# Task details
Reproduce every record below exactly as written, leaving out any pictures.

──────── Stored data ────────

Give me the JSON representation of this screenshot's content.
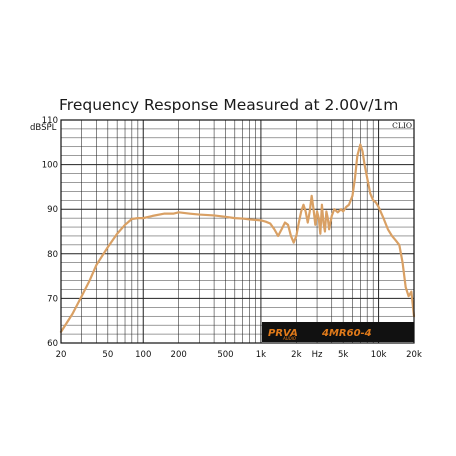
{
  "chart_data": {
    "type": "line",
    "title": "Frequency Response Measured at 2.00v/1m",
    "ylabel": "dBSPL",
    "xlabel": "",
    "x_unit": "Hz",
    "x_scale": "log",
    "xlim": [
      20,
      20000
    ],
    "ylim": [
      60,
      110
    ],
    "y_ticks": [
      60,
      70,
      80,
      90,
      100,
      110
    ],
    "x_ticks": [
      {
        "value": 20,
        "label": "20"
      },
      {
        "value": 50,
        "label": "50"
      },
      {
        "value": 100,
        "label": "100"
      },
      {
        "value": 200,
        "label": "200"
      },
      {
        "value": 500,
        "label": "500"
      },
      {
        "value": 1000,
        "label": "1k"
      },
      {
        "value": 2000,
        "label": "2k"
      },
      {
        "value": 5000,
        "label": "5k"
      },
      {
        "value": 10000,
        "label": "10k"
      },
      {
        "value": 20000,
        "label": "20k"
      }
    ],
    "grid": true,
    "watermark": "CLIO",
    "series": [
      {
        "color": "#d9a064",
        "x": [
          20,
          25,
          30,
          35,
          40,
          50,
          60,
          70,
          80,
          90,
          100,
          120,
          150,
          180,
          200,
          250,
          300,
          400,
          500,
          600,
          700,
          800,
          900,
          1000,
          1100,
          1200,
          1300,
          1400,
          1500,
          1600,
          1700,
          1800,
          1900,
          2000,
          2100,
          2200,
          2300,
          2400,
          2500,
          2600,
          2700,
          2800,
          2900,
          3000,
          3100,
          3200,
          3300,
          3400,
          3500,
          3600,
          3700,
          3800,
          4000,
          4200,
          4500,
          4800,
          5000,
          5300,
          5600,
          6000,
          6300,
          6600,
          7000,
          7300,
          7600,
          8000,
          8500,
          9000,
          9500,
          10000,
          11000,
          12000,
          13000,
          14000,
          15000,
          16000,
          17000,
          18000,
          19000,
          20000
        ],
        "y": [
          62.5,
          66.5,
          70.5,
          74,
          77.5,
          81.5,
          84.5,
          86.5,
          87.8,
          88,
          88,
          88.5,
          89,
          89,
          89.3,
          89,
          88.8,
          88.6,
          88.3,
          88,
          87.9,
          87.7,
          87.6,
          87.5,
          87.2,
          86.8,
          85.5,
          84,
          85.5,
          87,
          86.5,
          84,
          82.5,
          84,
          87,
          89.5,
          91,
          89.5,
          87,
          89.5,
          93,
          90,
          86.5,
          89.5,
          88,
          84.5,
          91,
          87,
          85,
          89.5,
          88,
          85.5,
          88.5,
          90,
          89.3,
          90,
          89.5,
          90.5,
          91,
          93,
          97,
          102,
          104.5,
          103,
          100,
          97,
          93.5,
          92,
          91.5,
          90.5,
          88,
          85.5,
          84,
          83,
          82,
          78,
          72.5,
          70.5,
          71.5,
          66
        ]
      }
    ]
  },
  "branding": {
    "logo_text": "PRVA",
    "logo_sub": "AUDIO",
    "model": "4MR60-4",
    "box_color": "#111111",
    "accent_color": "#e07a1a"
  }
}
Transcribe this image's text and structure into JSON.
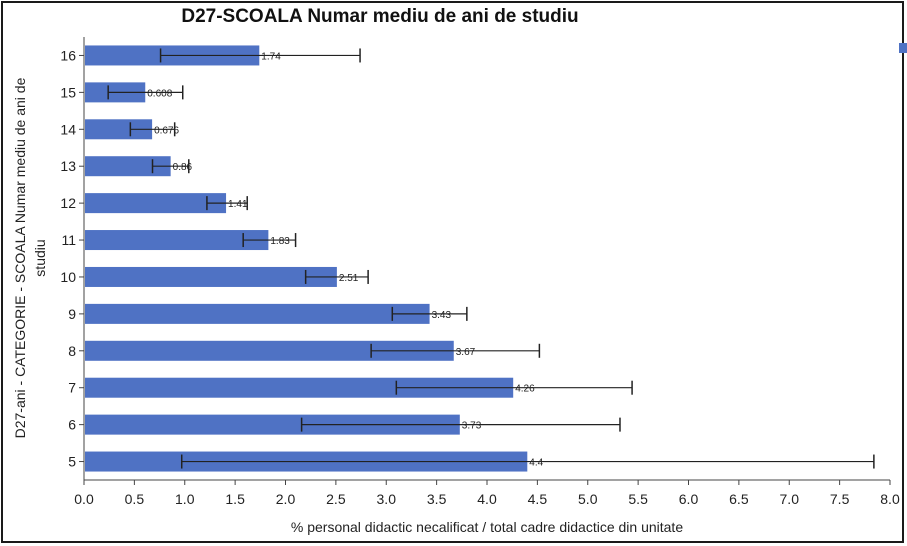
{
  "chart_data": {
    "type": "bar",
    "orientation": "horizontal",
    "title": "D27-SCOALA Numar mediu de ani de studiu",
    "xlabel": "% personal didactic necalificat / total cadre didactice din unitate",
    "ylabel": [
      "D27-ani - CATEGORIE - SCOALA Numar mediu de ani de",
      "studiu"
    ],
    "categories": [
      "16",
      "15",
      "14",
      "13",
      "12",
      "11",
      "10",
      "9",
      "8",
      "7",
      "6",
      "5"
    ],
    "values": [
      1.74,
      0.608,
      0.676,
      0.86,
      1.41,
      1.83,
      2.51,
      3.43,
      3.67,
      4.26,
      3.73,
      4.4
    ],
    "value_labels": [
      "1.74",
      "0.608",
      "0.676",
      "0.86",
      "1.41",
      "1.83",
      "2.51",
      "3.43",
      "3.67",
      "4.26",
      "3.73",
      "4.4"
    ],
    "error_low": [
      0.76,
      0.24,
      0.46,
      0.68,
      1.22,
      1.58,
      2.2,
      3.06,
      2.85,
      3.1,
      2.16,
      0.97
    ],
    "error_high": [
      2.74,
      0.98,
      0.9,
      1.04,
      1.62,
      2.1,
      2.82,
      3.8,
      4.52,
      5.44,
      5.32,
      7.84
    ],
    "xlim": [
      0,
      8
    ],
    "x_ticks": [
      "0.0",
      "0.5",
      "1.0",
      "1.5",
      "2.0",
      "2.5",
      "3.0",
      "3.5",
      "4.0",
      "4.5",
      "5.0",
      "5.5",
      "6.0",
      "6.5",
      "7.0",
      "7.5",
      "8.0"
    ],
    "bar_color": "#4f72c4",
    "legend": "top-right",
    "grid": false
  }
}
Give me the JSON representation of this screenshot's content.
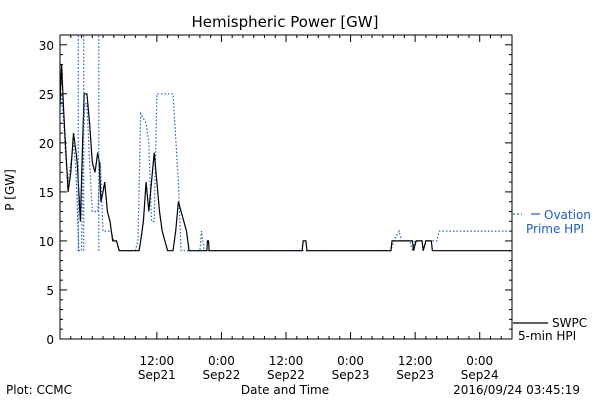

────────

# Full output
Give me the JSON representation of this screenshot's content.
{
  "chart_data": {
    "type": "line",
    "title": "Frequency Response Measured at 2.00v/1m",
    "ylabel": "dBSPL",
    "xlabel": "",
    "x_unit": "Hz",
    "x_scale": "log",
    "xlim": [
      20,
      20000
    ],
    "ylim": [
      60,
      110
    ],
    "y_ticks": [
      60,
      70,
      80,
      90,
      100,
      110
    ],
    "x_ticks": [
      {
        "value": 20,
        "label": "20"
      },
      {
        "value": 50,
        "label": "50"
      },
      {
        "value": 100,
        "label": "100"
      },
      {
        "value": 200,
        "label": "200"
      },
      {
        "value": 500,
        "label": "500"
      },
      {
        "value": 1000,
        "label": "1k"
      },
      {
        "value": 2000,
        "label": "2k"
      },
      {
        "value": 5000,
        "label": "5k"
      },
      {
        "value": 10000,
        "label": "10k"
      },
      {
        "value": 20000,
        "label": "20k"
      }
    ],
    "grid": true,
    "watermark": "CLIO",
    "series": [
      {
        "color": "#d9a064",
        "x": [
          20,
          25,
          30,
          35,
          40,
          50,
          60,
          70,
          80,
          90,
          100,
          120,
          150,
          180,
          200,
          250,
          300,
          400,
          500,
          600,
          700,
          800,
          900,
          1000,
          1100,
          1200,
          1300,
          1400,
          1500,
          1600,
          1700,
          1800,
          1900,
          2000,
          2100,
          2200,
          2300,
          2400,
          2500,
          2600,
          2700,
          2800,
          2900,
          3000,
          3100,
          3200,
          3300,
          3400,
          3500,
          3600,
          3700,
          3800,
          4000,
          4200,
          4500,
          4800,
          5000,
          5300,
          5600,
          6000,
          6300,
          6600,
          7000,
          7300,
          7600,
          8000,
          8500,
          9000,
          9500,
          10000,
          11000,
          12000,
          13000,
          14000,
          15000,
          16000,
          17000,
          18000,
          19000,
          20000
        ],
        "y": [
          62.5,
          66.5,
          70.5,
          74,
          77.5,
          81.5,
          84.5,
          86.5,
          87.8,
          88,
          88,
          88.5,
          89,
          89,
          89.3,
          89,
          88.8,
          88.6,
          88.3,
          88,
          87.9,
          87.7,
          87.6,
          87.5,
          87.2,
          86.8,
          85.5,
          84,
          85.5,
          87,
          86.5,
          84,
          82.5,
          84,
          87,
          89.5,
          91,
          89.5,
          87,
          89.5,
          93,
          90,
          86.5,
          89.5,
          88,
          84.5,
          91,
          87,
          85,
          89.5,
          88,
          85.5,
          88.5,
          90,
          89.3,
          90,
          89.5,
          90.5,
          91,
          93,
          97,
          102,
          104.5,
          103,
          100,
          97,
          93.5,
          92,
          91.5,
          90.5,
          88,
          85.5,
          84,
          83,
          82,
          78,
          72.5,
          70.5,
          71.5,
          66
        ]
      }
    ]
  },
  "branding": {
    "logo_text": "PRVA",
    "logo_sub": "AUDIO",
    "model": "4MR60-4",
    "box_color": "#111111",
    "accent_color": "#e07a1a"
  }
}
Transcribe this image's text and structure into JSON.
{
  "chart_data": {
    "type": "bar",
    "orientation": "horizontal",
    "title": "D27-SCOALA Numar mediu de ani de studiu",
    "xlabel": "% personal didactic necalificat / total cadre didactice din unitate",
    "ylabel": [
      "D27-ani - CATEGORIE - SCOALA Numar mediu de ani de",
      "studiu"
    ],
    "categories": [
      "16",
      "15",
      "14",
      "13",
      "12",
      "11",
      "10",
      "9",
      "8",
      "7",
      "6",
      "5"
    ],
    "values": [
      1.74,
      0.608,
      0.676,
      0.86,
      1.41,
      1.83,
      2.51,
      3.43,
      3.67,
      4.26,
      3.73,
      4.4
    ],
    "value_labels": [
      "1.74",
      "0.608",
      "0.676",
      "0.86",
      "1.41",
      "1.83",
      "2.51",
      "3.43",
      "3.67",
      "4.26",
      "3.73",
      "4.4"
    ],
    "error_low": [
      0.76,
      0.24,
      0.46,
      0.68,
      1.22,
      1.58,
      2.2,
      3.06,
      2.85,
      3.1,
      2.16,
      0.97
    ],
    "error_high": [
      2.74,
      0.98,
      0.9,
      1.04,
      1.62,
      2.1,
      2.82,
      3.8,
      4.52,
      5.44,
      5.32,
      7.84
    ],
    "xlim": [
      0,
      8
    ],
    "x_ticks": [
      "0.0",
      "0.5",
      "1.0",
      "1.5",
      "2.0",
      "2.5",
      "3.0",
      "3.5",
      "4.0",
      "4.5",
      "5.0",
      "5.5",
      "6.0",
      "6.5",
      "7.0",
      "7.5",
      "8.0"
    ],
    "bar_color": "#4f72c4",
    "legend": "top-right",
    "grid": false
  }
}
Give me the JSON representation of this screenshot's content.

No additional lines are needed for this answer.